Your task
Each entry below should be written out exactly as it is, with no pictures.

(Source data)
= = =

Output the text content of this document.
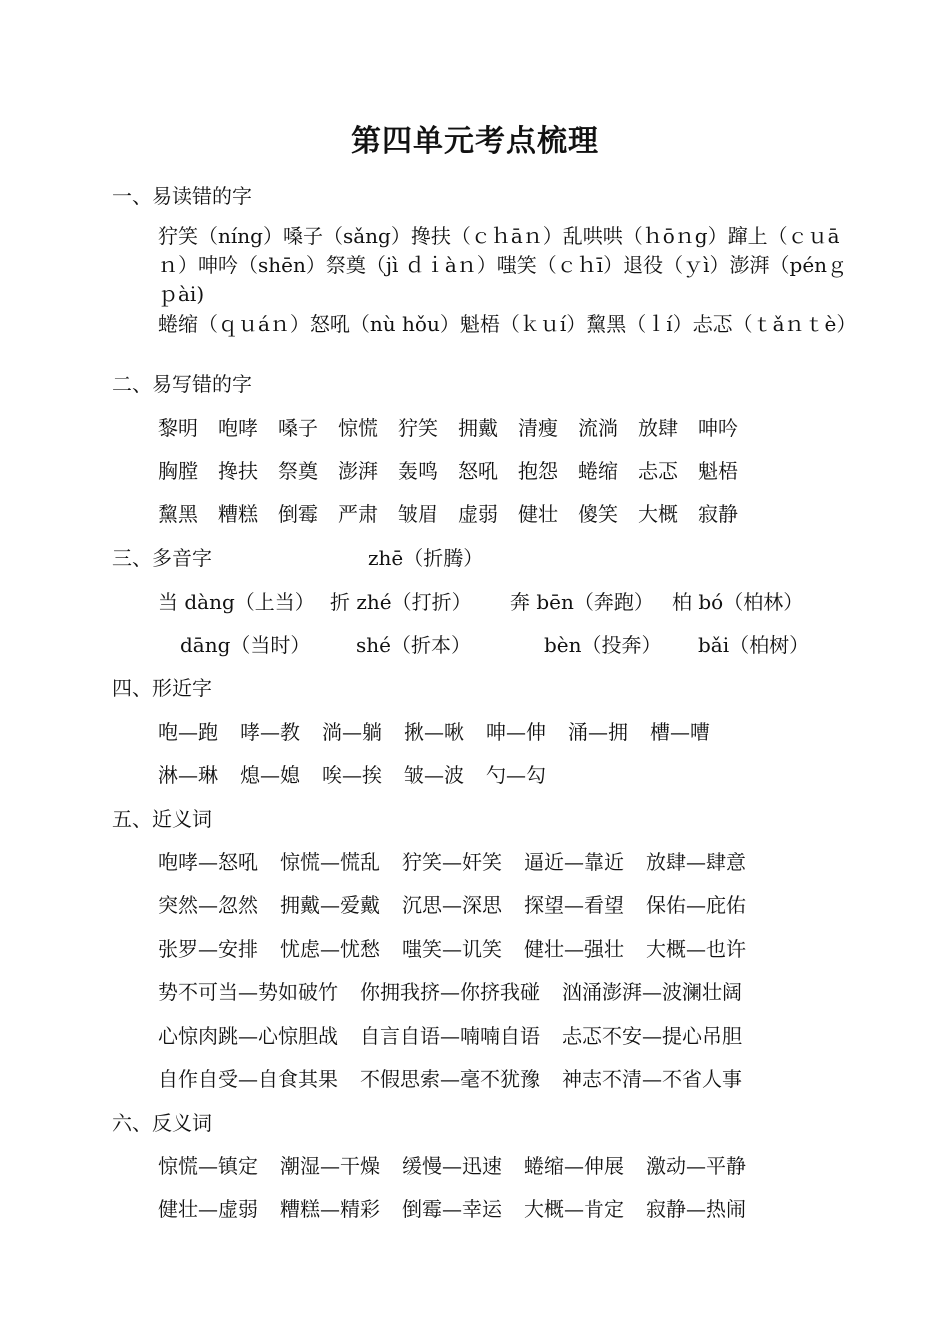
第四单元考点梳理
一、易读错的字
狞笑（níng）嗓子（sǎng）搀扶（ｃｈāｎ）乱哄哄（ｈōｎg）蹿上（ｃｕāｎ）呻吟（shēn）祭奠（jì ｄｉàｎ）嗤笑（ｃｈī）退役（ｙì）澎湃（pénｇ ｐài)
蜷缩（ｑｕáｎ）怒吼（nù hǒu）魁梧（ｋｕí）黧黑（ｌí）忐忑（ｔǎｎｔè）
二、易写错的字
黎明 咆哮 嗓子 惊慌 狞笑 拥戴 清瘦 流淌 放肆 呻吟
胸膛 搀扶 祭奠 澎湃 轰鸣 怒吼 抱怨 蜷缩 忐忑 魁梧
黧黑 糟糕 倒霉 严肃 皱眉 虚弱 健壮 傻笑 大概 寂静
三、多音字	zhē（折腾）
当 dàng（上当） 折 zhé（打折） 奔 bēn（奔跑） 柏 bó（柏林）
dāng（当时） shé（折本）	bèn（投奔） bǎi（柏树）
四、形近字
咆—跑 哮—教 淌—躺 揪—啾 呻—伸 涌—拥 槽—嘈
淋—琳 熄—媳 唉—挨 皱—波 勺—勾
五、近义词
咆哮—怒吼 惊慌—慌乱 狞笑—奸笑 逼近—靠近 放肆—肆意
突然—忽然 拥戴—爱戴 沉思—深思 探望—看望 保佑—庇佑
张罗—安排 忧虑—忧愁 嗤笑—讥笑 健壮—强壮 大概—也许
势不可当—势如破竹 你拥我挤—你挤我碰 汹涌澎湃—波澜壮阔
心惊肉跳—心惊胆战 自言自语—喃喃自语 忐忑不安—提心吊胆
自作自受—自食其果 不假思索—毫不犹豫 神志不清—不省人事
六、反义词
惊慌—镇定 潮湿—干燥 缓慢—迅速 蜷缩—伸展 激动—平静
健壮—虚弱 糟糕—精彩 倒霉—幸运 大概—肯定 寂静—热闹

= = =

Output of the exercise
Output the text content of this document.
第四单元考点梳理
一、易读错的字
狞笑（níng）嗓子（sǎng）搀扶（ｃｈāｎ）乱哄哄（ｈōｎg）蹿上（ｃｕāｎ）呻吟（shēn）祭奠（jì ｄｉàｎ）嗤笑（ｃｈī）退役（ｙì）澎湃（pénｇ ｐài)
蜷缩（ｑｕáｎ）怒吼（nù hǒu）魁梧（ｋｕí）黧黑（ｌí）忐忑（ｔǎｎｔè）
二、易写错的字
黎明 咆哮 嗓子 惊慌 狞笑 拥戴 清瘦 流淌 放肆 呻吟
胸膛 搀扶 祭奠 澎湃 轰鸣 怒吼 抱怨 蜷缩 忐忑 魁梧
黧黑 糟糕 倒霉 严肃 皱眉 虚弱 健壮 傻笑 大概 寂静
三、多音字	zhē（折腾）
当 dàng（上当） 折 zhé（打折） 奔 bēn（奔跑） 柏 bó（柏林）
dāng（当时） shé（折本）	bèn（投奔） bǎi（柏树）
四、形近字
咆—跑 哮—教 淌—躺 揪—啾 呻—伸 涌—拥 槽—嘈
淋—琳 熄—媳 唉—挨 皱—波 勺—勾
五、近义词
咆哮—怒吼 惊慌—慌乱 狞笑—奸笑 逼近—靠近 放肆—肆意
突然—忽然 拥戴—爱戴 沉思—深思 探望—看望 保佑—庇佑
张罗—安排 忧虑—忧愁 嗤笑—讥笑 健壮—强壮 大概—也许
势不可当—势如破竹 你拥我挤—你挤我碰 汹涌澎湃—波澜壮阔
心惊肉跳—心惊胆战 自言自语—喃喃自语 忐忑不安—提心吊胆
自作自受—自食其果 不假思索—毫不犹豫 神志不清—不省人事
六、反义词
惊慌—镇定 潮湿—干燥 缓慢—迅速 蜷缩—伸展 激动—平静
健壮—虚弱 糟糕—精彩 倒霉—幸运 大概—肯定 寂静—热闹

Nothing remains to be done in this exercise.